§ EXERCISE: Please set down all the lines beneath this one exactly, without the pictures.

Source records
■ ■ ■ ■ ■ ■ ■
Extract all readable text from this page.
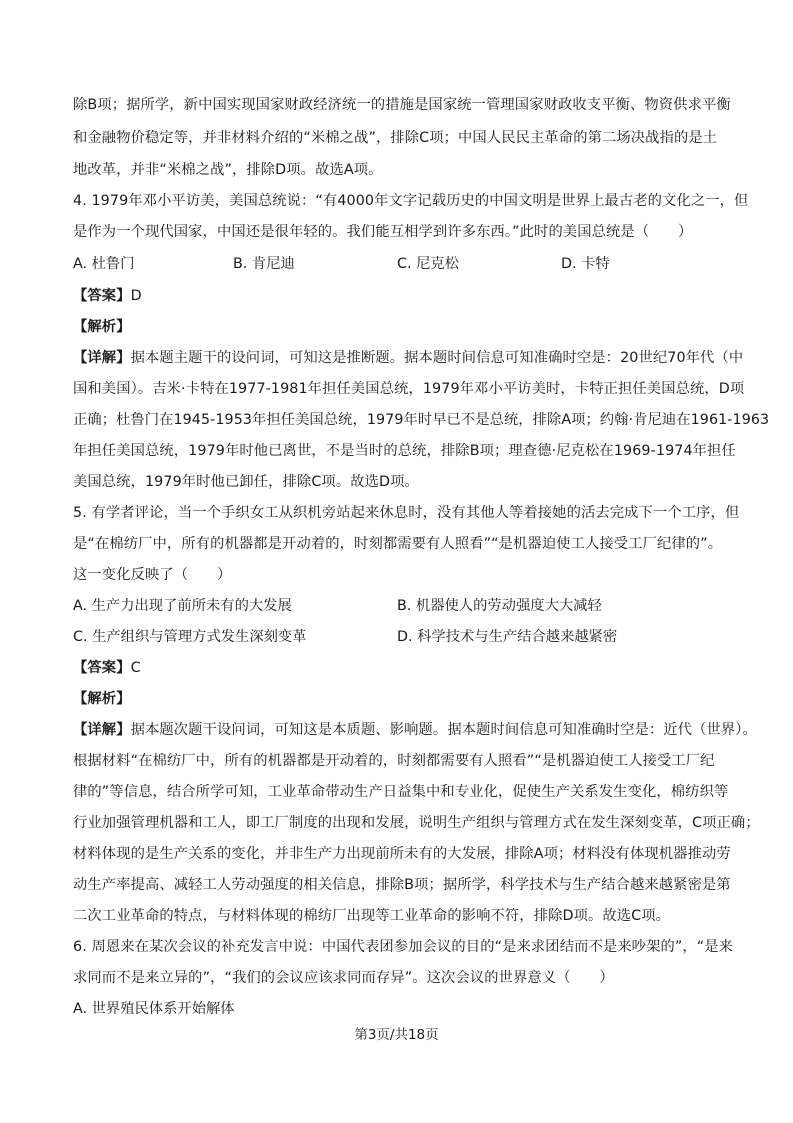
除B项；据所学，新中国实现国家财政经济统一的措施是国家统一管理国家财政收支平衡、物资供求平衡
和金融物价稳定等，并非材料介绍的“米棉之战”，排除C项；中国人民民主革命的第二场决战指的是土
地改革，并非“米棉之战”，排除D项。故选A项。
4. 1979年邓小平访美，美国总统说：“有4000年文字记载历史的中国文明是世界上最古老的文化之一，但
是作为一个现代国家，中国还是很年轻的。我们能互相学到许多东西。”此时的美国总统是（　　）
A. 杜鲁门	B. 肯尼迪	C. 尼克松	D. 卡特
【答案】D
【解析】
【详解】据本题主题干的设问词，可知这是推断题。据本题时间信息可知准确时空是：20世纪70年代（中
国和美国）。吉米·卡特在1977-1981年担任美国总统，1979年邓小平访美时，卡特正担任美国总统，D项
正确；杜鲁门在1945-1953年担任美国总统，1979年时早已不是总统，排除A项；约翰·肯尼迪在1961-1963
年担任美国总统，1979年时他已离世，不是当时的总统，排除B项；理查德·尼克松在1969-1974年担任
美国总统，1979年时他已卸任，排除C项。故选D项。
5. 有学者评论，当一个手织女工从织机旁站起来休息时，没有其他人等着接她的活去完成下一个工序，但
是“在棉纺厂中，所有的机器都是开动着的，时刻都需要有人照看”“是机器迫使工人接受工厂纪律的”。
这一变化反映了（　　）
A. 生产力出现了前所未有的大发展	B. 机器使人的劳动强度大大减轻
C. 生产组织与管理方式发生深刻变革	D. 科学技术与生产结合越来越紧密
【答案】C
【解析】
【详解】据本题次题干设问词，可知这是本质题、影响题。据本题时间信息可知准确时空是：近代（世界）。
根据材料“在棉纺厂中，所有的机器都是开动着的，时刻都需要有人照看”“是机器迫使工人接受工厂纪
律的”等信息，结合所学可知，工业革命带动生产日益集中和专业化，促使生产关系发生变化，棉纺织等
行业加强管理机器和工人，即工厂制度的出现和发展，说明生产组织与管理方式在发生深刻变革，C项正确；
材料体现的是生产关系的变化，并非生产力出现前所未有的大发展，排除A项；材料没有体现机器推动劳
动生产率提高、减轻工人劳动强度的相关信息，排除B项；据所学，科学技术与生产结合越来越紧密是第
二次工业革命的特点，与材料体现的棉纺厂出现等工业革命的影响不符，排除D项。故选C项。
6. 周恩来在某次会议的补充发言中说：中国代表团参加会议的目的“是来求团结而不是来吵架的”，“是来
求同而不是来立异的”，“我们的会议应该求同而存异”。这次会议的世界意义（　　）
A. 世界殖民体系开始解体
第3页/共18页
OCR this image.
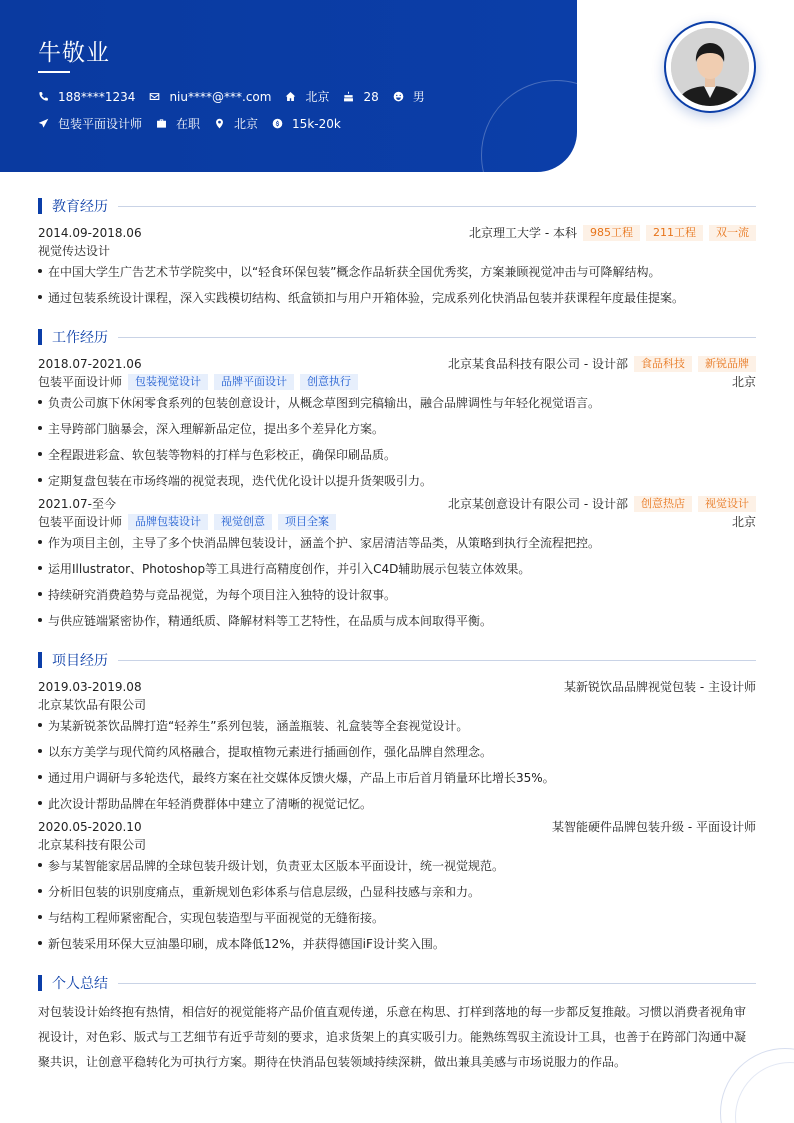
牛敬业
188****1234	niu****@***.com	北京	28	男
包装平面设计师	在职	北京	15k-20k
教育经历
2014.09-2018.06	北京理工大学 - 本科	985工程	211工程	双一流
视觉传达设计
在中国大学生广告艺术节学院奖中，以“轻食环保包装”概念作品斩获全国优秀奖，方案兼顾视觉冲击与可降解结构。
通过包装系统设计课程，深入实践模切结构、纸盒锁扣与用户开箱体验，完成系列化快消品包装并获课程年度最佳提案。
工作经历
2018.07-2021.06	北京某食品科技有限公司 - 设计部	食品科技	新锐品牌
包装平面设计师	包装视觉设计	品牌平面设计	创意执行	北京
负责公司旗下休闲零食系列的包装创意设计，从概念草图到完稿输出，融合品牌调性与年轻化视觉语言。
主导跨部门脑暴会，深入理解新品定位，提出多个差异化方案。
全程跟进彩盒、软包装等物料的打样与色彩校正，确保印刷品质。
定期复盘包装在市场终端的视觉表现，迭代优化设计以提升货架吸引力。
2021.07-至今	北京某创意设计有限公司 - 设计部	创意热店	视觉设计
包装平面设计师	品牌包装设计	视觉创意	项目全案	北京
作为项目主创，主导了多个快消品牌包装设计，涵盖个护、家居清洁等品类，从策略到执行全流程把控。
运用Illustrator、Photoshop等工具进行高精度创作，并引入C4D辅助展示包装立体效果。
持续研究消费趋势与竞品视觉，为每个项目注入独特的设计叙事。
与供应链端紧密协作，精通纸质、降解材料等工艺特性，在品质与成本间取得平衡。
项目经历
2019.03-2019.08	某新锐饮品品牌视觉包装 - 主设计师
北京某饮品有限公司
为某新锐茶饮品牌打造“轻养生”系列包装，涵盖瓶装、礼盒装等全套视觉设计。
以东方美学与现代简约风格融合，提取植物元素进行插画创作，强化品牌自然理念。
通过用户调研与多轮迭代，最终方案在社交媒体反馈火爆，产品上市后首月销量环比增长35%。
此次设计帮助品牌在年轻消费群体中建立了清晰的视觉记忆。
2020.05-2020.10	某智能硬件品牌包装升级 - 平面设计师
北京某科技有限公司
参与某智能家居品牌的全球包装升级计划，负责亚太区版本平面设计，统一视觉规范。
分析旧包装的识别度痛点，重新规划色彩体系与信息层级，凸显科技感与亲和力。
与结构工程师紧密配合，实现包装造型与平面视觉的无缝衔接。
新包装采用环保大豆油墨印刷，成本降低12%，并获得德国iF设计奖入围。
个人总结
对包装设计始终抱有热情，相信好的视觉能将产品价值直观传递，乐意在构思、打样到落地的每一步都反复推敲。习惯以消费者视角审视设计，对色彩、版式与工艺细节有近乎苛刻的要求，追求货架上的真实吸引力。能熟练驾驭主流设计工具，也善于在跨部门沟通中凝聚共识，让创意平稳转化为可执行方案。期待在快消品包装领域持续深耕，做出兼具美感与市场说服力的作品。
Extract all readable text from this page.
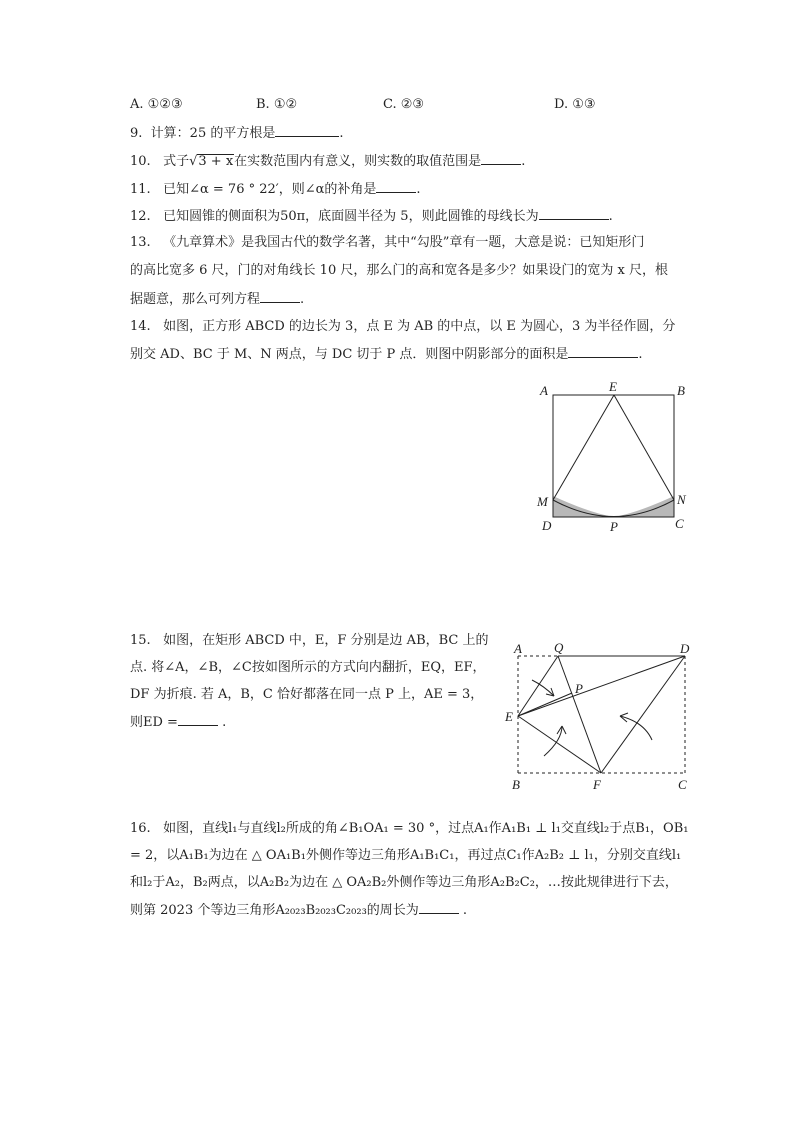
A. ①②③	B. ①②	C. ②③	D. ①③
9. 计算：25 的平方根是	.
10. 式子√3 + x在实数范围内有意义，则实数的取值范围是	.
11. 已知∠α = 76 ° 22′，则∠α的补角是	.
12. 已知圆锥的侧面积为50π，底面圆半径为 5，则此圆锥的母线长为	.
13. 《九章算术》是我国古代的数学名著，其中“勾股”章有一题，大意是说：已知矩形门
的高比宽多 6 尺，门的对角线长 10 尺，那么门的高和宽各是多少？如果设门的宽为 x 尺，根
据题意，那么可列方程	.
14. 如图，正方形 ABCD 的边长为 3，点 E 为 AB 的中点，以 E 为圆心，3 为半径作圆，分
别交 AD、BC 于 M、N 两点，与 DC 切于 P 点．则图中阴影部分的面积是	.
A	E	B
M	N
D	P	C
15. 如图，在矩形 ABCD 中，E，F 分别是边 AB，BC 上的
点. 将∠A，∠B，∠C按如图所示的方式向内翻折，EQ，EF，
DF 为折痕. 若 A，B，C 恰好都落在同一点 P 上，AE = 3，
则ED =	.
A Q	D
P
E
B	F	C
16. 如图，直线l₁与直线l₂所成的角∠B₁OA₁ = 30 °，过点A₁作A₁B₁ ⊥ l₁交直线l₂于点B₁，OB₁
= 2，以A₁B₁为边在 △ OA₁B₁外侧作等边三角形A₁B₁C₁，再过点C₁作A₂B₂ ⊥ l₁，分别交直线l₁
和l₂于A₂，B₂两点，以A₂B₂为边在 △ OA₂B₂外侧作等边三角形A₂B₂C₂，…按此规律进行下去，
则第 2023 个等边三角形A₂₀₂₃B₂₀₂₃C₂₀₂₃的周长为	.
■ ■ ■ ■ ■ ■ ■
§ ANSWER TO THE PROBLEM:
Extract all readable text from this page.
除B项；据所学，新中国实现国家财政经济统一的措施是国家统一管理国家财政收支平衡、物资供求平衡
和金融物价稳定等，并非材料介绍的“米棉之战”，排除C项；中国人民民主革命的第二场决战指的是土
地改革，并非“米棉之战”，排除D项。故选A项。
4. 1979年邓小平访美，美国总统说：“有4000年文字记载历史的中国文明是世界上最古老的文化之一，但
是作为一个现代国家，中国还是很年轻的。我们能互相学到许多东西。”此时的美国总统是（　　）
A. 杜鲁门	B. 肯尼迪	C. 尼克松	D. 卡特
【答案】D
【解析】
【详解】据本题主题干的设问词，可知这是推断题。据本题时间信息可知准确时空是：20世纪70年代（中
国和美国）。吉米·卡特在1977-1981年担任美国总统，1979年邓小平访美时，卡特正担任美国总统，D项
正确；杜鲁门在1945-1953年担任美国总统，1979年时早已不是总统，排除A项；约翰·肯尼迪在1961-1963
年担任美国总统，1979年时他已离世，不是当时的总统，排除B项；理查德·尼克松在1969-1974年担任
美国总统，1979年时他已卸任，排除C项。故选D项。
5. 有学者评论，当一个手织女工从织机旁站起来休息时，没有其他人等着接她的活去完成下一个工序，但
是“在棉纺厂中，所有的机器都是开动着的，时刻都需要有人照看”“是机器迫使工人接受工厂纪律的”。
这一变化反映了（　　）
A. 生产力出现了前所未有的大发展	B. 机器使人的劳动强度大大减轻
C. 生产组织与管理方式发生深刻变革	D. 科学技术与生产结合越来越紧密
【答案】C
【解析】
【详解】据本题次题干设问词，可知这是本质题、影响题。据本题时间信息可知准确时空是：近代（世界）。
根据材料“在棉纺厂中，所有的机器都是开动着的，时刻都需要有人照看”“是机器迫使工人接受工厂纪
律的”等信息，结合所学可知，工业革命带动生产日益集中和专业化，促使生产关系发生变化，棉纺织等
行业加强管理机器和工人，即工厂制度的出现和发展，说明生产组织与管理方式在发生深刻变革，C项正确；
材料体现的是生产关系的变化，并非生产力出现前所未有的大发展，排除A项；材料没有体现机器推动劳
动生产率提高、减轻工人劳动强度的相关信息，排除B项；据所学，科学技术与生产结合越来越紧密是第
二次工业革命的特点，与材料体现的棉纺厂出现等工业革命的影响不符，排除D项。故选C项。
6. 周恩来在某次会议的补充发言中说：中国代表团参加会议的目的“是来求团结而不是来吵架的”，“是来
求同而不是来立异的”，“我们的会议应该求同而存异”。这次会议的世界意义（　　）
A. 世界殖民体系开始解体
第3页/共18页
OCR this image.
牛敬业
188****1234	niu****@***.com	北京	28	男
包装平面设计师	在职	北京	15k-20k
教育经历
2014.09-2018.06	北京理工大学 - 本科	985工程	211工程	双一流
视觉传达设计
在中国大学生广告艺术节学院奖中，以“轻食环保包装”概念作品斩获全国优秀奖，方案兼顾视觉冲击与可降解结构。
通过包装系统设计课程，深入实践模切结构、纸盒锁扣与用户开箱体验，完成系列化快消品包装并获课程年度最佳提案。
工作经历
2018.07-2021.06	北京某食品科技有限公司 - 设计部	食品科技	新锐品牌
包装平面设计师	包装视觉设计	品牌平面设计	创意执行	北京
负责公司旗下休闲零食系列的包装创意设计，从概念草图到完稿输出，融合品牌调性与年轻化视觉语言。
主导跨部门脑暴会，深入理解新品定位，提出多个差异化方案。
全程跟进彩盒、软包装等物料的打样与色彩校正，确保印刷品质。
定期复盘包装在市场终端的视觉表现，迭代优化设计以提升货架吸引力。
2021.07-至今	北京某创意设计有限公司 - 设计部	创意热店	视觉设计
包装平面设计师	品牌包装设计	视觉创意	项目全案	北京
作为项目主创，主导了多个快消品牌包装设计，涵盖个护、家居清洁等品类，从策略到执行全流程把控。
运用Illustrator、Photoshop等工具进行高精度创作，并引入C4D辅助展示包装立体效果。
持续研究消费趋势与竞品视觉，为每个项目注入独特的设计叙事。
与供应链端紧密协作，精通纸质、降解材料等工艺特性，在品质与成本间取得平衡。
项目经历
2019.03-2019.08	某新锐饮品品牌视觉包装 - 主设计师
北京某饮品有限公司
为某新锐茶饮品牌打造“轻养生”系列包装，涵盖瓶装、礼盒装等全套视觉设计。
以东方美学与现代简约风格融合，提取植物元素进行插画创作，强化品牌自然理念。
通过用户调研与多轮迭代，最终方案在社交媒体反馈火爆，产品上市后首月销量环比增长35%。
此次设计帮助品牌在年轻消费群体中建立了清晰的视觉记忆。
2020.05-2020.10	某智能硬件品牌包装升级 - 平面设计师
北京某科技有限公司
参与某智能家居品牌的全球包装升级计划，负责亚太区版本平面设计，统一视觉规范。
分析旧包装的识别度痛点，重新规划色彩体系与信息层级，凸显科技感与亲和力。
与结构工程师紧密配合，实现包装造型与平面视觉的无缝衔接。
新包装采用环保大豆油墨印刷，成本降低12%，并获得德国iF设计奖入围。
个人总结
对包装设计始终抱有热情，相信好的视觉能将产品价值直观传递，乐意在构思、打样到落地的每一步都反复推敲。习惯以消费者视角审视设计，对色彩、版式与工艺细节有近乎苛刻的要求，追求货架上的真实吸引力。能熟练驾驭主流设计工具，也善于在跨部门沟通中凝聚共识，让创意平稳转化为可执行方案。期待在快消品包装领域持续深耕，做出兼具美感与市场说服力的作品。
Extract all readable text from this page.
A. ①②③	B. ①②	C. ②③	D. ①③
9. 计算：25 的平方根是	.
10. 式子√3 + x在实数范围内有意义，则实数的取值范围是	.
11. 已知∠α = 76 ° 22′，则∠α的补角是	.
12. 已知圆锥的侧面积为50π，底面圆半径为 5，则此圆锥的母线长为	.
13. 《九章算术》是我国古代的数学名著，其中“勾股”章有一题，大意是说：已知矩形门
的高比宽多 6 尺，门的对角线长 10 尺，那么门的高和宽各是多少？如果设门的宽为 x 尺，根
据题意，那么可列方程	.
14. 如图，正方形 ABCD 的边长为 3，点 E 为 AB 的中点，以 E 为圆心，3 为半径作圆，分
别交 AD、BC 于 M、N 两点，与 DC 切于 P 点．则图中阴影部分的面积是	.
A	E	B
M	N
D	P	C
15. 如图，在矩形 ABCD 中，E，F 分别是边 AB，BC 上的
点. 将∠A，∠B，∠C按如图所示的方式向内翻折，EQ，EF，
DF 为折痕. 若 A，B，C 恰好都落在同一点 P 上，AE = 3，
则ED =	.
A Q	D
P
E
B	F	C
16. 如图，直线l₁与直线l₂所成的角∠B₁OA₁ = 30 °，过点A₁作A₁B₁ ⊥ l₁交直线l₂于点B₁，OB₁
= 2，以A₁B₁为边在 △ OA₁B₁外侧作等边三角形A₁B₁C₁，再过点C₁作A₂B₂ ⊥ l₁，分别交直线l₁
和l₂于A₂，B₂两点，以A₂B₂为边在 △ OA₂B₂外侧作等边三角形A₂B₂C₂，…按此规律进行下去，
则第 2023 个等边三角形A₂₀₂₃B₂₀₂₃C₂₀₂₃的周长为	.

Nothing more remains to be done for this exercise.